STATED PROBLEM A: Show every line of the records that contains the word "arrow", matching case exactly.

# start of TEXT TO READ

Rob Walker’s “Consumed” column in the New York Times Magazine addresses the latest experiment in sustainable fashion, Sheena Matheiken’s Uniform Project, in which she wears the same custom-made black dress (she has seven for laundering purposes) every day for a year, and models just how creatively she can accessorize this single item. Sheena herself is inspired by her own history in uniform as a schoolgirl:

I was raised and schooled in India where uniforms were a mandate in most public schools. Despite the imposed conformity, kids always found a way to bend the rules and flaunt a little personality. Boys rolled up their sleeves, wore over-sized swatches, and hiked up their pants to show off their high-tops. Girls obsessed over bangles, bindis and bad hairdos. Peaking through the sea of uniforms were the idiosyncrasies of teen style and individual flare. I now want to put the same rules to test again, only this time I’m trading in the catholic school fervor for an eBay addiction and relocating the school walls to this wonderful place called the internet.

As Walker notes, the Uniform Project is unique among other similar efforts to explore the concept of the daily uniform. Neither artist Alex Martin’s 2006 Little Brown Dress (her thoughtful notes on how she changed as she moved through the world in this one dress are here) nor sculptor and performance artist Andrea Zittel’s on-going A-Z Uniforms, which include variations on a self-designed garment worn for six months at a time, involved daily documentation for public view. I would add to his list the 2004 Gray Sweatsuit Revolution, which dared its adherents to wear a uniform of the generic grey sweatsuit in a half-humorous, semi-serious send-up of the rapid pace of the fashion cycle and its drive toward distinction.

Against these other experiments which often defined themselves as solitary contemplations “against fashion,” what is most noticeable about the Uniform Project is first, its interactive nature –readers to the daily blog often send Sheena their secondhand or handcrafted items (available on Etsy!) to wear– and second, the enormous treasure trove of accessories she’s already accumulated and photographed for this project, only on its third month (she began in May). The photographs of her daily outfits are sometimes so laden with eye-catching accessories that it takes a moment to discern the black dress –her blank canvas– beneath them. This leads Warner to conclude:

There’s an obvious tension here: what sounds at first like an exercise in neo-Puritan making-do in a time of austerity is in reality a celebration of the very thirst for inventive novelty that has defined consumer culture for years — or at least that has defined the many online fashion entities that have glommed onto the project. However you might characterize the Uniform Project, it’s definitely not antifashion. “If anything,” she says, “it’s quite the opposite.” Which is what makes it so much fun to follow along.

# end of TEXT TO READ
# start of INPUT RECORDS

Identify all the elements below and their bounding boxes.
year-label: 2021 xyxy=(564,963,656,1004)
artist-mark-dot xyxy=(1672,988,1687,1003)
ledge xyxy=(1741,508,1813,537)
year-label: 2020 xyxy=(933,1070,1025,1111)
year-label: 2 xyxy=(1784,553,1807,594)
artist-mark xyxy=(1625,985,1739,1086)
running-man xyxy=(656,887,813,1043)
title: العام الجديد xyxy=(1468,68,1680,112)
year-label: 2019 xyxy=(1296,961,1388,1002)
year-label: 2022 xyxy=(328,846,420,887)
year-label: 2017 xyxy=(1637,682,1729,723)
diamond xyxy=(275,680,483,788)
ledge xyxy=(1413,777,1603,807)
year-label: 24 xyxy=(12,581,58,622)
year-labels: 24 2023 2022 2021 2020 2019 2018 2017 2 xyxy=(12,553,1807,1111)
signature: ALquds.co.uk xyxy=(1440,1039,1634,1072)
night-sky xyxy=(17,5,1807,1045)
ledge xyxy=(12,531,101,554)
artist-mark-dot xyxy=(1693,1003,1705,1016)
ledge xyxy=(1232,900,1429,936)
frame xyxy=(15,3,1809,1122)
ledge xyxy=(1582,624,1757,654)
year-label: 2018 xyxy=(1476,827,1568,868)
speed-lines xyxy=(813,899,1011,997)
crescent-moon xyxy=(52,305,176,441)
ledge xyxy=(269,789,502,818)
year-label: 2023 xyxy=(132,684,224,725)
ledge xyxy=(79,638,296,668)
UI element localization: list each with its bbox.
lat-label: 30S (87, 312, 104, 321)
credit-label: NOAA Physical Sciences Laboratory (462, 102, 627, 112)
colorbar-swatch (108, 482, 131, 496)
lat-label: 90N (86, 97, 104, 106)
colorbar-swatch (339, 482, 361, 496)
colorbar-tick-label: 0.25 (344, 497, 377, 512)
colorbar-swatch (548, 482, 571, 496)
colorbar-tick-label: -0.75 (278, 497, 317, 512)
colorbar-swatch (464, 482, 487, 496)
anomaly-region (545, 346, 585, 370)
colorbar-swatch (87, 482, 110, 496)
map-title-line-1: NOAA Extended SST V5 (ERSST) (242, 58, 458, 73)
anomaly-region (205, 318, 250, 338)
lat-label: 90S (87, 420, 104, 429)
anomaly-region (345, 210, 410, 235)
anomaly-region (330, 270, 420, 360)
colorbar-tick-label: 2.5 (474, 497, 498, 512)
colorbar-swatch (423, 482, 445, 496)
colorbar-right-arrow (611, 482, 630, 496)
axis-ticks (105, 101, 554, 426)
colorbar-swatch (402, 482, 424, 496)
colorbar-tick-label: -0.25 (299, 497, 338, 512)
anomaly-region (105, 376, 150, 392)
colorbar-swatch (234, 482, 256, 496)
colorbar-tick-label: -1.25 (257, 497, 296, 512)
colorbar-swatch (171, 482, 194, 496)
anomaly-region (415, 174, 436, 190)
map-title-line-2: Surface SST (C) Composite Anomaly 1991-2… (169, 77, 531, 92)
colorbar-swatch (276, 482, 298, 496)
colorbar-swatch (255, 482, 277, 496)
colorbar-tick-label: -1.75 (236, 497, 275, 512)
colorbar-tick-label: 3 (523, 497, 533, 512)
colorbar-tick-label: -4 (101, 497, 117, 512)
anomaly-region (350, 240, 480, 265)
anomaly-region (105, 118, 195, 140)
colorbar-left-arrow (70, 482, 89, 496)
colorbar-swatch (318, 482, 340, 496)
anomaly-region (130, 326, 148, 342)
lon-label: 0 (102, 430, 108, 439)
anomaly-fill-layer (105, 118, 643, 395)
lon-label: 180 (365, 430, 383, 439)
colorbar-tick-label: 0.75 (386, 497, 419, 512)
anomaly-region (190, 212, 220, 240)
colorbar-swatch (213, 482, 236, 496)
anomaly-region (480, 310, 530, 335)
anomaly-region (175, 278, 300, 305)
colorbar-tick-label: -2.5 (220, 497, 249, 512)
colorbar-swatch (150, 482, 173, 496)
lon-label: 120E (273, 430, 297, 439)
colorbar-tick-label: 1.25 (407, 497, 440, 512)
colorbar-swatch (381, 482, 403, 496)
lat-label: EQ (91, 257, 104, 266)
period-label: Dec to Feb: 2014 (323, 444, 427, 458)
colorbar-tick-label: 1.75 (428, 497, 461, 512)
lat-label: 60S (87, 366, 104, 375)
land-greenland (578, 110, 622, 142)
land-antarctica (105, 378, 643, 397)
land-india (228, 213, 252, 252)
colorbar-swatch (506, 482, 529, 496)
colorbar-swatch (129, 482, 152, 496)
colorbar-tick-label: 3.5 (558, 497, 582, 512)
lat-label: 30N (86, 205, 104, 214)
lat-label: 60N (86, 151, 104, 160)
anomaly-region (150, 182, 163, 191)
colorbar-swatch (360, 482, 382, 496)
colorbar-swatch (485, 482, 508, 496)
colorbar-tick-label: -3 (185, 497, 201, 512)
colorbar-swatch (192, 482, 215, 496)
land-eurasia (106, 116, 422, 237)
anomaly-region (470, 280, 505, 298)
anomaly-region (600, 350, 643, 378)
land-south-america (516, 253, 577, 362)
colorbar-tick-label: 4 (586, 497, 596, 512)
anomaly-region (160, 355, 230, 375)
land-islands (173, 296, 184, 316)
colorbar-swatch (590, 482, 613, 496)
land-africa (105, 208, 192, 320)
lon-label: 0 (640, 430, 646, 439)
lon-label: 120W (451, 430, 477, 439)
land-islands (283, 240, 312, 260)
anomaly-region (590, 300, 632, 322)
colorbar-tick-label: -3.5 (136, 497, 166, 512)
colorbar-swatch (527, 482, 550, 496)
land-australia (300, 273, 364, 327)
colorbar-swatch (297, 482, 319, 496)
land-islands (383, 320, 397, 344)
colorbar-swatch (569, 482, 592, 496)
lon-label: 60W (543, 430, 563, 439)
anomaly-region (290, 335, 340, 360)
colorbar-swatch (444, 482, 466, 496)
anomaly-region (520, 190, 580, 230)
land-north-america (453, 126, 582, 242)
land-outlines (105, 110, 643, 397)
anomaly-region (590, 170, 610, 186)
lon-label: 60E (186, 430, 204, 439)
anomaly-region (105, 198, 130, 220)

# end of INPUT RECORDS

STATED PROBLEM B: Write the next part of the article on the Uniform Project, picking up after its last sentence.

TASK OUTPUT A:
colorbar-right-arrow (611, 482, 630, 496)
colorbar-left-arrow (70, 482, 89, 496)

TASK OUTPUT B:
Style blogs focusing on the daily sartorial statements of their authors are odd creatures — creating heightened processes of deliberative self-presentation (taking and posing for good photographs is an art), sometimes purporting to instruct others in the ephemeral pursuit of style, often inviting commentary and, more rarely, critique. But the Uniform Project is fascinating inasmuch as it illuminates some of the distinct features of style blogging (especially the daily outfit photograph) as the most recent innovation on fashion’s seemingly only constant since its industrialization — that is, the ongoing tension between individualization and standardization.

(In an aside about the rise of some style blogs to the top of the heap, I think that my favorite intellectual fashion blogger –whose own obsession seems to be theorizing hipsterism and its aesthetics– Footpath Zeitgeist is onto something when she writes, “I guess for me the question right now is: ‘How do we make clothing our own?’ Too often, fashion writing answers that question through a logic I could call ‘stylism.’ Stylism is the belief that having a coherent and identifiable ‘personal style’ is the yardstick of chic…. [S]ome people are held up as possessors of an ineffable logic of creativity and bricolage that enables them to render old ideas new, either through recombination or by recontextualisation. The rest of us can learn to attain that logic ourselves through observation (especially in ‘street style’ discourse) and copying.”)

What’s most relevant here are the parameters of the most-praised photographs on the most trafficked blogs, which as an informal rule must detail where or how each item worn was bought or collected, and as an informal observation seem to include a mix of mass-produced items (Forever 21 or H&M), thrifted or vintage pieces, and in some cases, more high-end purchases. The production of a unique “style” deliberately treads on this tension between individualization and standardization, between Forever 21 layering tank tops and Chloe leather sandals and thrifted Palmetto acid-wash denim skirts, which in combination renders the wearer distinct in her styling of these items. (As someone whose closet is crammed overfull of thrifted garments –including more than one ’80s beaded-and-feathered sweater dresses– and a few pieces from a wide range of retailers, I want to note that I am hardly exempt from this magpie strategy.) The key to this bricolage, as Footpath notes, is in the detail that enables distinction. She cites Roland Barthes on the figure of the “dandy,” and the same quote is useful here:

The dandy is condemned to invent continually distinctive traits that are ever novel: sometimes he relies on wealth to distance himself from the poor, other times he wants his clothes to look worn out to distance himself from the rich – this is precisely the job of the “detail”, which is to allow the dandy to escape the masses and never to be engulfed by them; his singularity is absolute in essence, but limited in substance, as he must never fall into eccentricity, for that is an eminently copyable form.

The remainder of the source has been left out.